** START OF DATA FOR THE TASK **
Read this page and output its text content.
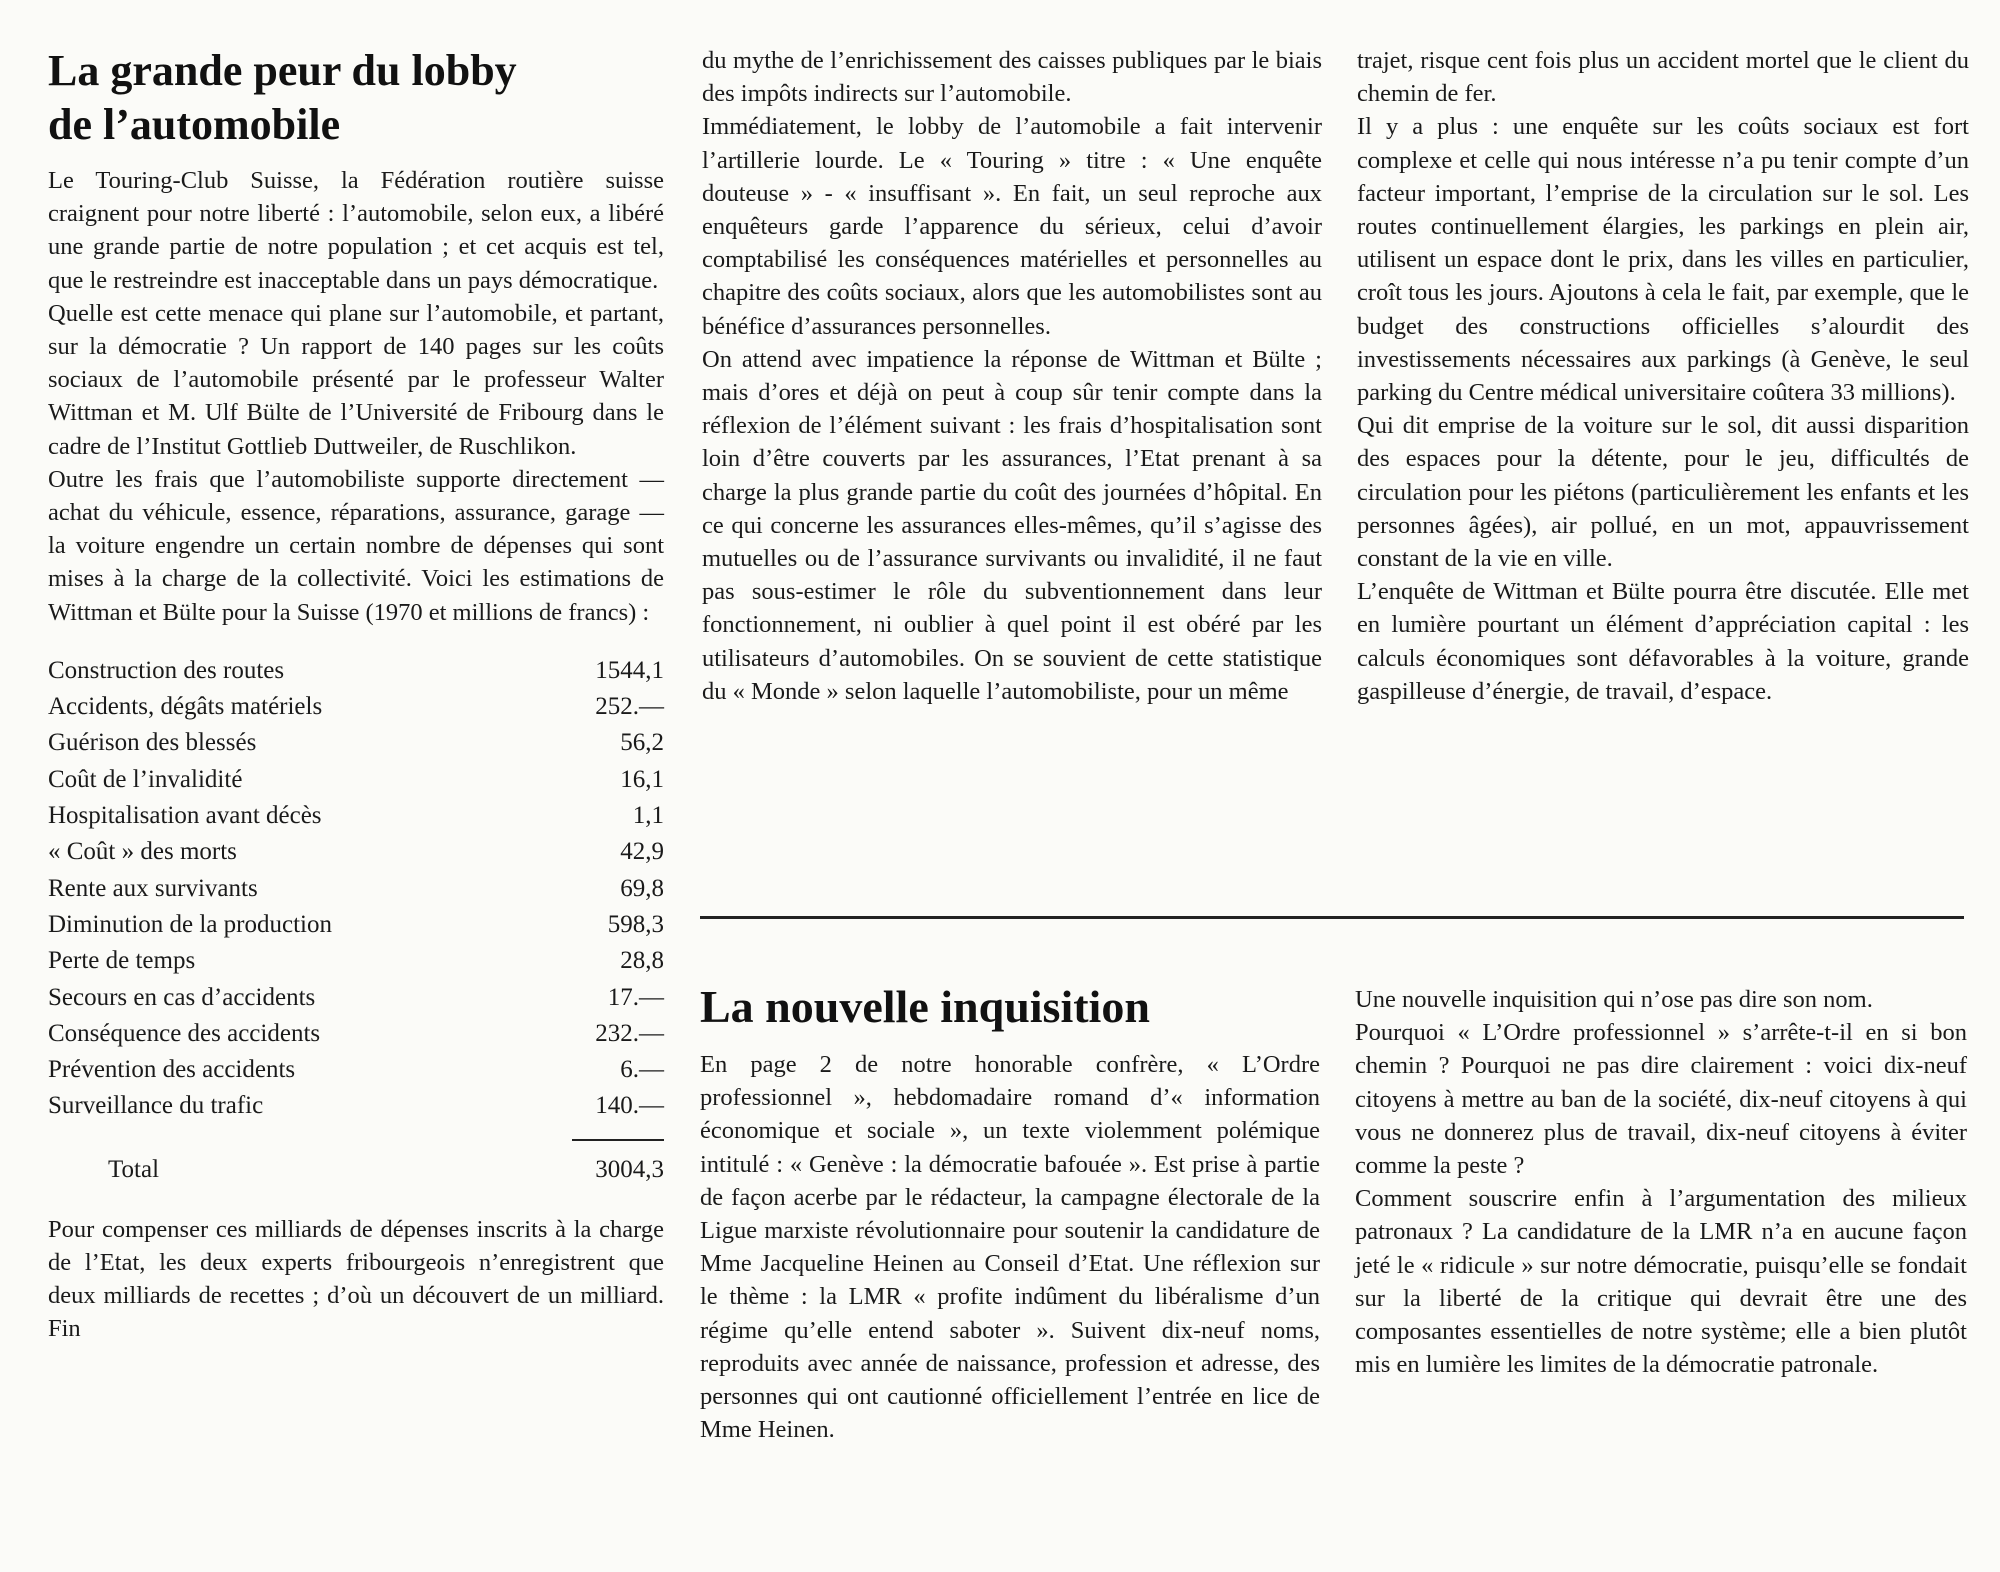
La grande peur du lobby
de l’automobile

Le Touring-Club Suisse, la Fédération routière suisse craignent pour notre liberté : l’automobile, selon eux, a libéré une grande partie de notre population ; et cet acquis est tel, que le restreindre est inacceptable dans un pays démocratique.

Quelle est cette menace qui plane sur l’automobile, et partant, sur la démocratie ? Un rapport de 140 pages sur les coûts sociaux de l’automobile présenté par le professeur Walter Wittman et M. Ulf Bülte de l’Université de Fribourg dans le cadre de l’Institut Gottlieb Duttweiler, de Ruschlikon.

Outre les frais que l’automobiliste supporte directement — achat du véhicule, essence, réparations, assurance, garage — la voiture engendre un certain nombre de dépenses qui sont mises à la charge de la collectivité. Voici les estimations de Wittman et Bülte pour la Suisse (1970 et millions de francs) :

Construction des routes	1544,1
Accidents, dégâts matériels	252.—
Guérison des blessés	56,2
Coût de l’invalidité	16,1
Hospitalisation avant décès	1,1
« Coût » des morts	42,9
Rente aux survivants	69,8
Diminution de la production	598,3
Perte de temps	28,8
Secours en cas d’accidents	17.—
Conséquence des accidents	232.—
Prévention des accidents	6.—
Surveillance du trafic	140.—
Total	3004,3

Pour compenser ces milliards de dépenses inscrits à la charge de l’Etat, les deux experts fribourgeois n’enregistrent que deux milliards de recettes ; d’où un découvert de un milliard. Fin

du mythe de l’enrichissement des caisses publiques par le biais des impôts indirects sur l’automobile.

Immédiatement, le lobby de l’automobile a fait intervenir l’artillerie lourde. Le « Touring » titre : « Une enquête douteuse » - « insuffisant ». En fait, un seul reproche aux enquêteurs garde l’apparence du sérieux, celui d’avoir comptabilisé les conséquences matérielles et personnelles au chapitre des coûts sociaux, alors que les automobilistes sont au bénéfice d’assurances personnelles.

On attend avec impatience la réponse de Wittman et Bülte ; mais d’ores et déjà on peut à coup sûr tenir compte dans la réflexion de l’élément suivant : les frais d’hospitalisation sont loin d’être couverts par les assurances, l’Etat prenant à sa charge la plus grande partie du coût des journées d’hôpital. En ce qui concerne les assurances elles-mêmes, qu’il s’agisse des mutuelles ou de l’assurance survivants ou invalidité, il ne faut pas sous-estimer le rôle du subventionnement dans leur fonctionnement, ni oublier à quel point il est obéré par les utilisateurs d’automobiles. On se souvient de cette statistique du « Monde » selon laquelle l’automobiliste, pour un même

trajet, risque cent fois plus un accident mortel que le client du chemin de fer.

Il y a plus : une enquête sur les coûts sociaux est fort complexe et celle qui nous intéresse n’a pu tenir compte d’un facteur important, l’emprise de la circulation sur le sol. Les routes continuellement élargies, les parkings en plein air, utilisent un espace dont le prix, dans les villes en particulier, croît tous les jours. Ajoutons à cela le fait, par exemple, que le budget des constructions officielles s’alourdit des investissements nécessaires aux parkings (à Genève, le seul parking du Centre médical universitaire coûtera 33 millions).

Qui dit emprise de la voiture sur le sol, dit aussi disparition des espaces pour la détente, pour le jeu, difficultés de circulation pour les piétons (particulièrement les enfants et les personnes âgées), air pollué, en un mot, appauvrissement constant de la vie en ville.

L’enquête de Wittman et Bülte pourra être discutée. Elle met en lumière pourtant un élément d’appréciation capital : les calculs économiques sont défavorables à la voiture, grande gaspilleuse d’énergie, de travail, d’espace.

La nouvelle inquisition

En page 2 de notre honorable confrère, « L’Ordre professionnel », hebdomadaire romand d’« information économique et sociale », un texte violemment polémique intitulé : « Genève : la démocratie bafouée ». Est prise à partie de façon acerbe par le rédacteur, la campagne électorale de la Ligue marxiste révolutionnaire pour soutenir la candidature de Mme Jacqueline Heinen au Conseil d’Etat. Une réflexion sur le thème : la LMR « profite indûment du libéralisme d’un régime qu’elle entend saboter ». Suivent dix-neuf noms, reproduits avec année de naissance, profession et adresse, des personnes qui ont cautionné officiellement l’entrée en lice de Mme Heinen.

Une nouvelle inquisition qui n’ose pas dire son nom.

Pourquoi « L’Ordre professionnel » s’arrête-t-il en si bon chemin ? Pourquoi ne pas dire clairement : voici dix-neuf citoyens à mettre au ban de la société, dix-neuf citoyens à qui vous ne donnerez plus de travail, dix-neuf citoyens à éviter comme la peste ?

Comment souscrire enfin à l’argumentation des milieux patronaux ? La candidature de la LMR n’a en aucune façon jeté le « ridicule » sur notre démocratie, puisqu’elle se fondait sur la liberté de la critique qui devrait être une des composantes essentielles de notre système; elle a bien plutôt mis en lumière les limites de la démocratie patronale.
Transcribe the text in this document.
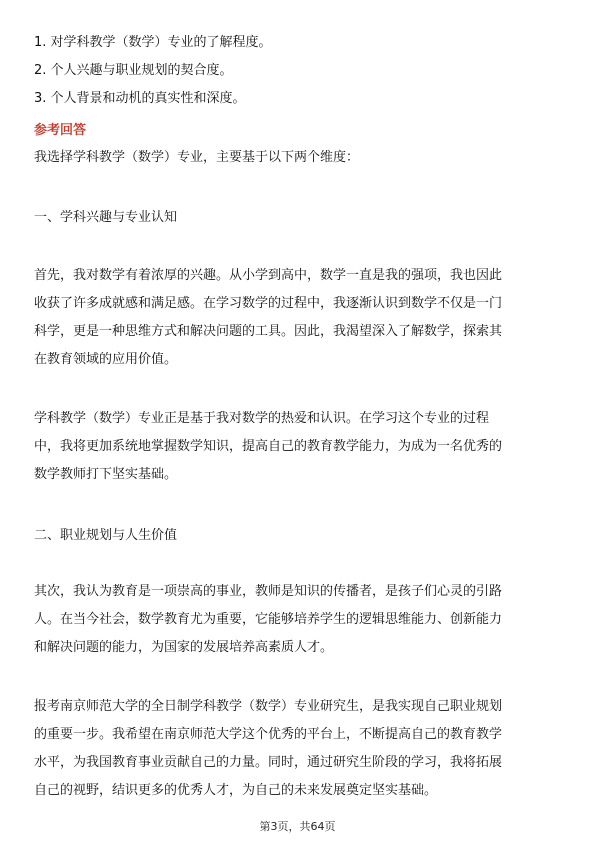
1. 对学科教学（数学）专业的了解程度。
2. 个人兴趣与职业规划的契合度。
3. 个人背景和动机的真实性和深度。
参考回答
我选择学科教学（数学）专业，主要基于以下两个维度：
一、学科兴趣与专业认知
首先，我对数学有着浓厚的兴趣。从小学到高中，数学一直是我的强项，我也因此
收获了许多成就感和满足感。在学习数学的过程中，我逐渐认识到数学不仅是一门
科学，更是一种思维方式和解决问题的工具。因此，我渴望深入了解数学，探索其
在教育领域的应用价值。
学科教学（数学）专业正是基于我对数学的热爱和认识。在学习这个专业的过程
中，我将更加系统地掌握数学知识，提高自己的教育教学能力，为成为一名优秀的
数学教师打下坚实基础。
二、职业规划与人生价值
其次，我认为教育是一项崇高的事业，教师是知识的传播者，是孩子们心灵的引路
人。在当今社会，数学教育尤为重要，它能够培养学生的逻辑思维能力、创新能力
和解决问题的能力，为国家的发展培养高素质人才。
报考南京师范大学的全日制学科教学（数学）专业研究生，是我实现自己职业规划
的重要一步。我希望在南京师范大学这个优秀的平台上，不断提高自己的教育教学
水平，为我国教育事业贡献自己的力量。同时，通过研究生阶段的学习，我将拓展
自己的视野，结识更多的优秀人才，为自己的未来发展奠定坚实基础。
第3页，共64页
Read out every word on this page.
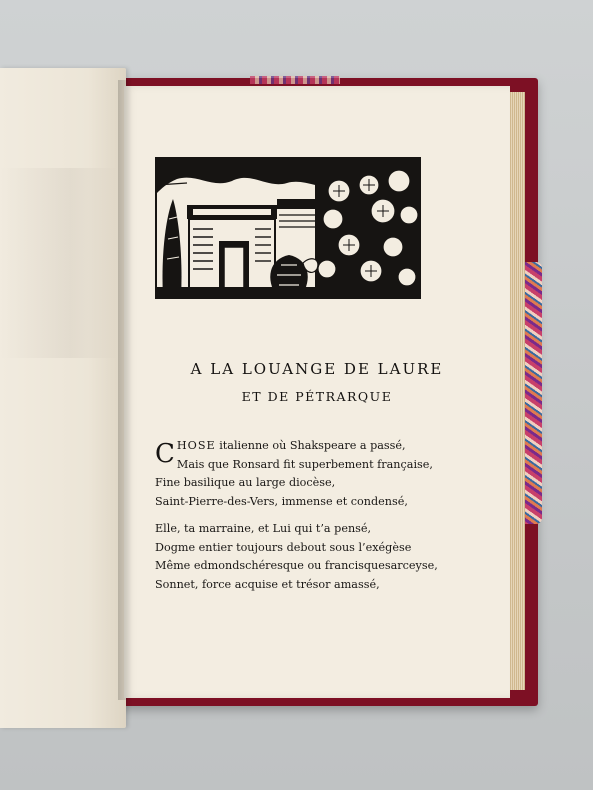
A LA LOUANGE DE LAURE
ET DE PÉTRARQUE
C HOSE italienne où Shakspeare a passé,
Mais que Ronsard fit superbement française,
Fine basilique au large diocèse,
Saint-Pierre-des-Vers, immense et condensé,
Elle, ta marraine, et Lui qui t’a pensé,
Dogme entier toujours debout sous l’exégèse
Même edmondschéresque ou francisquesarceyse,
Sonnet, force acquise et trésor amassé,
** END OF DATA FOR THE TASK **
Find the word "routes" in the entries, and copy every line it shows up in.

Construction des routes	1544,1
Il y a plus : une enquête sur les coûts sociaux est fort complexe et celle qui nous intéresse n’a pu tenir compte d’un facteur important, l’emprise de la circulation sur le sol. Les routes continuellement élargies, les parkings en plein air, utilisent un espace dont le prix, dans les villes en particulier, croît tous les jours. Ajoutons à cela le fait, par exemple, que le budget des constructions officielles s’alourdit des investissements nécessaires aux parkings (à Genève, le seul parking du Centre médical universitaire coûtera 33 millions).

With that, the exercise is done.